The request
Exact reproduction is required for all entries.

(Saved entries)
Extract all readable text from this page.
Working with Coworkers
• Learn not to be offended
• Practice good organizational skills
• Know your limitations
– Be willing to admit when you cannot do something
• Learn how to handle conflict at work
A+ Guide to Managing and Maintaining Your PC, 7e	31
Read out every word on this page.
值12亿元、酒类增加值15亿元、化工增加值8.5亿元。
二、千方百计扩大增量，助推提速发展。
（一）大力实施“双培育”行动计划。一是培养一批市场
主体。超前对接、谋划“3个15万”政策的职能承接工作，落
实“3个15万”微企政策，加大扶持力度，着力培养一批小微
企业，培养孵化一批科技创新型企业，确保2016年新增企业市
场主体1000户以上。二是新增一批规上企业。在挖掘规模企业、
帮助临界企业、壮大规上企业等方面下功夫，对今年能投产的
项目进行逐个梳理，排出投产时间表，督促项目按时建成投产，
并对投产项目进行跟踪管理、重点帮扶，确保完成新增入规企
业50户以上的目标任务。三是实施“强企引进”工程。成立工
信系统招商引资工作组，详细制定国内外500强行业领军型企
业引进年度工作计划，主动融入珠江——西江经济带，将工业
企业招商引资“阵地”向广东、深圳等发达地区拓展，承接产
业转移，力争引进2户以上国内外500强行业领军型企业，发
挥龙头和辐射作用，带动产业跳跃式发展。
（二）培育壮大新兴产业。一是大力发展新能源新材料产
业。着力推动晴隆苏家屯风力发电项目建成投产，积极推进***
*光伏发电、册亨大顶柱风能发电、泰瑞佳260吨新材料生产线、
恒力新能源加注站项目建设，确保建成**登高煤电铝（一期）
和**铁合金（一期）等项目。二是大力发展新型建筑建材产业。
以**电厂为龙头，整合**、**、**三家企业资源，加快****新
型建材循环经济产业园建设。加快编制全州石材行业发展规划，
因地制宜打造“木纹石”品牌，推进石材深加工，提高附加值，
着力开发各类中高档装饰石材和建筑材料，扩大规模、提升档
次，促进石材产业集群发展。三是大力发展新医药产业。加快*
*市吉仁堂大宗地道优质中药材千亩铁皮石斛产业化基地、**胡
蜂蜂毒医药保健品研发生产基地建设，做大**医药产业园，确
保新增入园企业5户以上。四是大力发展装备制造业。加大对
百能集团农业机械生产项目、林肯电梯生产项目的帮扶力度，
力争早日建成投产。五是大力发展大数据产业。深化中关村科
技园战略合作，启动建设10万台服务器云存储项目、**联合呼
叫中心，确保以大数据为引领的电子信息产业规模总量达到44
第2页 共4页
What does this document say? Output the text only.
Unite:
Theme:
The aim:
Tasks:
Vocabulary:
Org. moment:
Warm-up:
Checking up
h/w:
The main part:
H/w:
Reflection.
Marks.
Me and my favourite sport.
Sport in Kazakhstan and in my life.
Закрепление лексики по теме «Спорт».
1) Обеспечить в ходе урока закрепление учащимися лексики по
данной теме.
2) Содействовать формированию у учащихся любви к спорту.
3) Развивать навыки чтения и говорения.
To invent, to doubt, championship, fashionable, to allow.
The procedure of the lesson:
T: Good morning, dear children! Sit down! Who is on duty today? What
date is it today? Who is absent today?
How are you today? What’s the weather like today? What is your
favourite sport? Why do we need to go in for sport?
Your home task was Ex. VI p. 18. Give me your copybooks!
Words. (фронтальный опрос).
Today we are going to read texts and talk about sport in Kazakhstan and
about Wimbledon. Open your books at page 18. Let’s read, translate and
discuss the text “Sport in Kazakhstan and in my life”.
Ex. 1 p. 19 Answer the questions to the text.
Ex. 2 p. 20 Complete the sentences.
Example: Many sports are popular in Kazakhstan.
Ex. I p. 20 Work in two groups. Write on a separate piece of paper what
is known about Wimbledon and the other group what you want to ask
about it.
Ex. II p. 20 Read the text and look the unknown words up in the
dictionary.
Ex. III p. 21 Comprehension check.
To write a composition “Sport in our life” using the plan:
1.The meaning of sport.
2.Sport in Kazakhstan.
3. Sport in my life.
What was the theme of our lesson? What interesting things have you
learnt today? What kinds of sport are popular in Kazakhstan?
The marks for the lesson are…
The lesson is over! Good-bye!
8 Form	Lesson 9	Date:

Task output
Extract all readable text from this page.
Working with Coworkers
• Learn not to be offended
• Practice good organizational skills
• Know your limitations
– Be willing to admit when you cannot do something
• Learn how to handle conflict at work
A+ Guide to Managing and Maintaining Your PC, 7e	31
Read out every word on this page.
值12亿元、酒类增加值15亿元、化工增加值8.5亿元。
二、千方百计扩大增量，助推提速发展。
（一）大力实施“双培育”行动计划。一是培养一批市场
主体。超前对接、谋划“3个15万”政策的职能承接工作，落
实“3个15万”微企政策，加大扶持力度，着力培养一批小微
企业，培养孵化一批科技创新型企业，确保2016年新增企业市
场主体1000户以上。二是新增一批规上企业。在挖掘规模企业、
帮助临界企业、壮大规上企业等方面下功夫，对今年能投产的
项目进行逐个梳理，排出投产时间表，督促项目按时建成投产，
并对投产项目进行跟踪管理、重点帮扶，确保完成新增入规企
业50户以上的目标任务。三是实施“强企引进”工程。成立工
信系统招商引资工作组，详细制定国内外500强行业领军型企
业引进年度工作计划，主动融入珠江——西江经济带，将工业
企业招商引资“阵地”向广东、深圳等发达地区拓展，承接产
业转移，力争引进2户以上国内外500强行业领军型企业，发
挥龙头和辐射作用，带动产业跳跃式发展。
（二）培育壮大新兴产业。一是大力发展新能源新材料产
业。着力推动晴隆苏家屯风力发电项目建成投产，积极推进***
*光伏发电、册亨大顶柱风能发电、泰瑞佳260吨新材料生产线、
恒力新能源加注站项目建设，确保建成**登高煤电铝（一期）
和**铁合金（一期）等项目。二是大力发展新型建筑建材产业。
以**电厂为龙头，整合**、**、**三家企业资源，加快****新
型建材循环经济产业园建设。加快编制全州石材行业发展规划，
因地制宜打造“木纹石”品牌，推进石材深加工，提高附加值，
着力开发各类中高档装饰石材和建筑材料，扩大规模、提升档
次，促进石材产业集群发展。三是大力发展新医药产业。加快*
*市吉仁堂大宗地道优质中药材千亩铁皮石斛产业化基地、**胡
蜂蜂毒医药保健品研发生产基地建设，做大**医药产业园，确
保新增入园企业5户以上。四是大力发展装备制造业。加大对
百能集团农业机械生产项目、林肯电梯生产项目的帮扶力度，
力争早日建成投产。五是大力发展大数据产业。深化中关村科
技园战略合作，启动建设10万台服务器云存储项目、**联合呼
叫中心，确保以大数据为引领的电子信息产业规模总量达到44
第2页 共4页
What does this document say? Output the text only.
Unite:
Theme:
The aim:
Tasks:
Vocabulary:
Org. moment:
Warm-up:
Checking up
h/w:
The main part:
H/w:
Reflection.
Marks.
Me and my favourite sport.
Sport in Kazakhstan and in my life.
Закрепление лексики по теме «Спорт».
1) Обеспечить в ходе урока закрепление учащимися лексики по
данной теме.
2) Содействовать формированию у учащихся любви к спорту.
3) Развивать навыки чтения и говорения.
To invent, to doubt, championship, fashionable, to allow.
The procedure of the lesson:
T: Good morning, dear children! Sit down! Who is on duty today? What
date is it today? Who is absent today?
How are you today? What’s the weather like today? What is your
favourite sport? Why do we need to go in for sport?
Your home task was Ex. VI p. 18. Give me your copybooks!
Words. (фронтальный опрос).
Today we are going to read texts and talk about sport in Kazakhstan and
about Wimbledon. Open your books at page 18. Let’s read, translate and
discuss the text “Sport in Kazakhstan and in my life”.
Ex. 1 p. 19 Answer the questions to the text.
Ex. 2 p. 20 Complete the sentences.
Example: Many sports are popular in Kazakhstan.
Ex. I p. 20 Work in two groups. Write on a separate piece of paper what
is known about Wimbledon and the other group what you want to ask
about it.
Ex. II p. 20 Read the text and look the unknown words up in the
dictionary.
Ex. III p. 21 Comprehension check.
To write a composition “Sport in our life” using the plan:
1.The meaning of sport.
2.Sport in Kazakhstan.
3. Sport in my life.
What was the theme of our lesson? What interesting things have you
learnt today? What kinds of sport are popular in Kazakhstan?
The marks for the lesson are…
The lesson is over! Good-bye!
8 Form	Lesson 9	Date:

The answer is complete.